-- begin Exercise material --
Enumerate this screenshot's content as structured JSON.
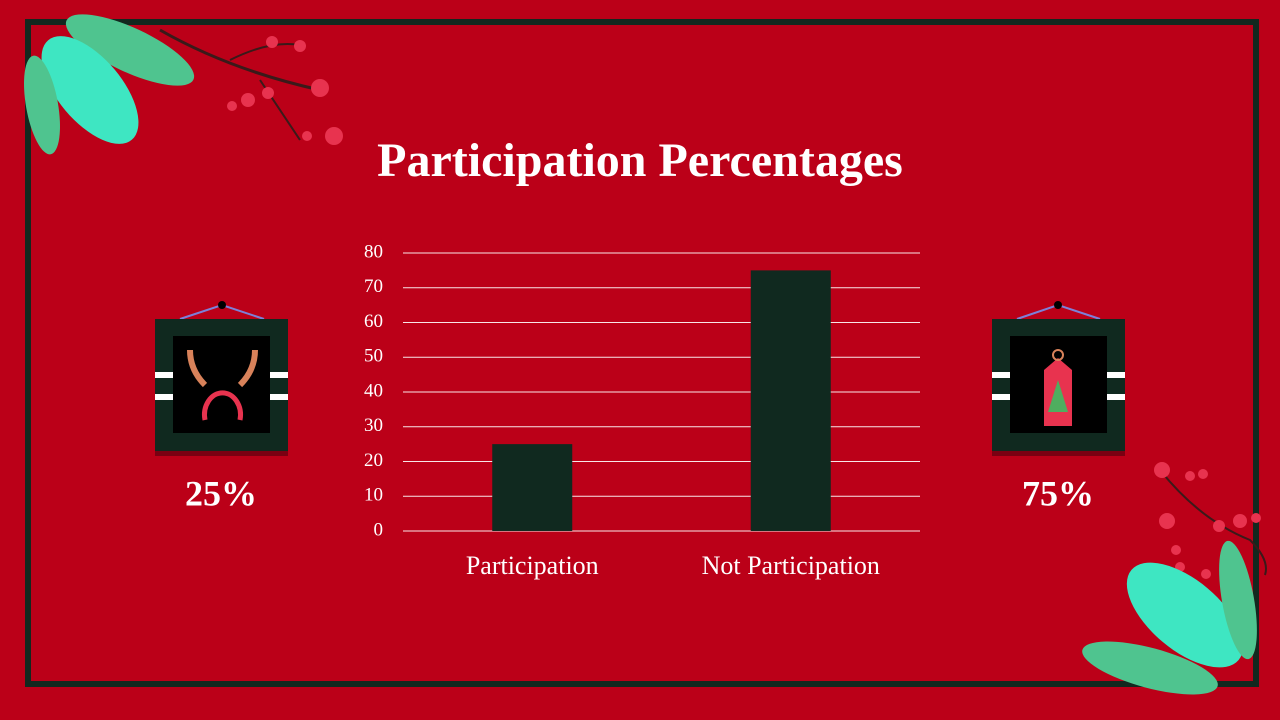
{
  "chart_data": {
    "type": "bar",
    "title": "Participation Percentages",
    "categories": [
      "Participation",
      "Not Participation"
    ],
    "values": [
      25,
      75
    ],
    "value_labels": [
      "25%",
      "75%"
    ],
    "color": "#10291f",
    "ylim": [
      0,
      80
    ],
    "yticks": [
      0,
      10,
      20,
      30,
      40,
      50,
      60,
      70,
      80
    ],
    "grid": true
  }
}
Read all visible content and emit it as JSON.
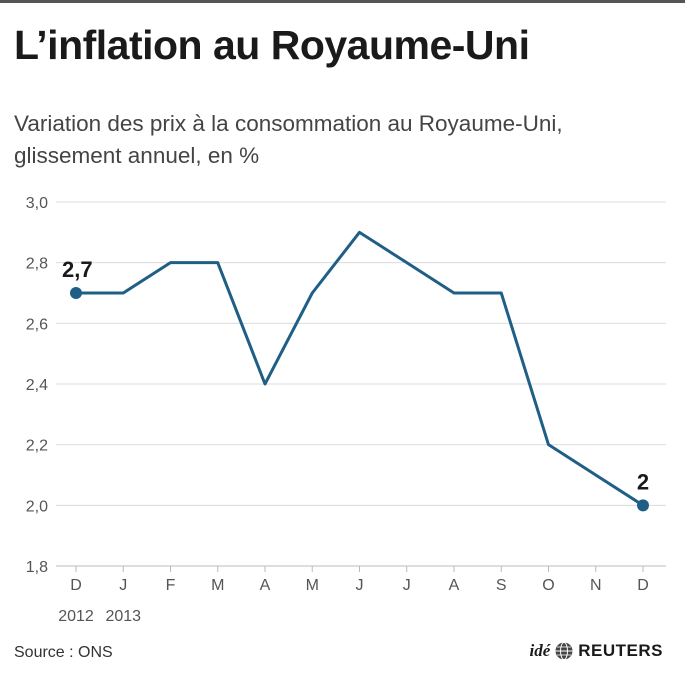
{
  "header": {
    "title": "L’inflation au Royaume-Uni",
    "subtitle": "Variation des prix à la consommation au Royaume-Uni, glissement annuel, en %"
  },
  "footer": {
    "source": "Source : ONS",
    "brand_ide": "idé",
    "brand_reuters": "REUTERS"
  },
  "colors": {
    "line": "#1f5f86",
    "grid": "#dcdcdc",
    "tick_text": "#555555",
    "label_text": "#1a1a1a"
  },
  "chart_data": {
    "type": "line",
    "categories": [
      "D",
      "J",
      "F",
      "M",
      "A",
      "M",
      "J",
      "J",
      "A",
      "S",
      "O",
      "N",
      "D"
    ],
    "year_labels": [
      {
        "index": 0,
        "label": "2012"
      },
      {
        "index": 1,
        "label": "2013"
      }
    ],
    "values": [
      2.7,
      2.7,
      2.8,
      2.8,
      2.4,
      2.7,
      2.9,
      2.8,
      2.7,
      2.7,
      2.2,
      2.1,
      2.0
    ],
    "ylim": [
      1.8,
      3.0
    ],
    "yticks": [
      "1,8",
      "2,0",
      "2,2",
      "2,4",
      "2,6",
      "2,8",
      "3,0"
    ],
    "ytick_values": [
      1.8,
      2.0,
      2.2,
      2.4,
      2.6,
      2.8,
      3.0
    ],
    "grid": true,
    "annotations": [
      {
        "index": 0,
        "label": "2,7"
      },
      {
        "index": 12,
        "label": "2"
      }
    ]
  }
}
-- end Exercise material --
Requirement:
The pictures stay out; repeat exactly the lines from the one with "Read all visible content and emit it as JSON." to the end of the entries above, and nothing else.

Solution for this task:
Read all visible content and emit it as JSON.
{
  "header": {
    "title": "L’inflation au Royaume-Uni",
    "subtitle": "Variation des prix à la consommation au Royaume-Uni, glissement annuel, en %"
  },
  "footer": {
    "source": "Source : ONS",
    "brand_ide": "idé",
    "brand_reuters": "REUTERS"
  },
  "colors": {
    "line": "#1f5f86",
    "grid": "#dcdcdc",
    "tick_text": "#555555",
    "label_text": "#1a1a1a"
  },
  "chart_data": {
    "type": "line",
    "categories": [
      "D",
      "J",
      "F",
      "M",
      "A",
      "M",
      "J",
      "J",
      "A",
      "S",
      "O",
      "N",
      "D"
    ],
    "year_labels": [
      {
        "index": 0,
        "label": "2012"
      },
      {
        "index": 1,
        "label": "2013"
      }
    ],
    "values": [
      2.7,
      2.7,
      2.8,
      2.8,
      2.4,
      2.7,
      2.9,
      2.8,
      2.7,
      2.7,
      2.2,
      2.1,
      2.0
    ],
    "ylim": [
      1.8,
      3.0
    ],
    "yticks": [
      "1,8",
      "2,0",
      "2,2",
      "2,4",
      "2,6",
      "2,8",
      "3,0"
    ],
    "ytick_values": [
      1.8,
      2.0,
      2.2,
      2.4,
      2.6,
      2.8,
      3.0
    ],
    "grid": true,
    "annotations": [
      {
        "index": 0,
        "label": "2,7"
      },
      {
        "index": 12,
        "label": "2"
      }
    ]
  }
}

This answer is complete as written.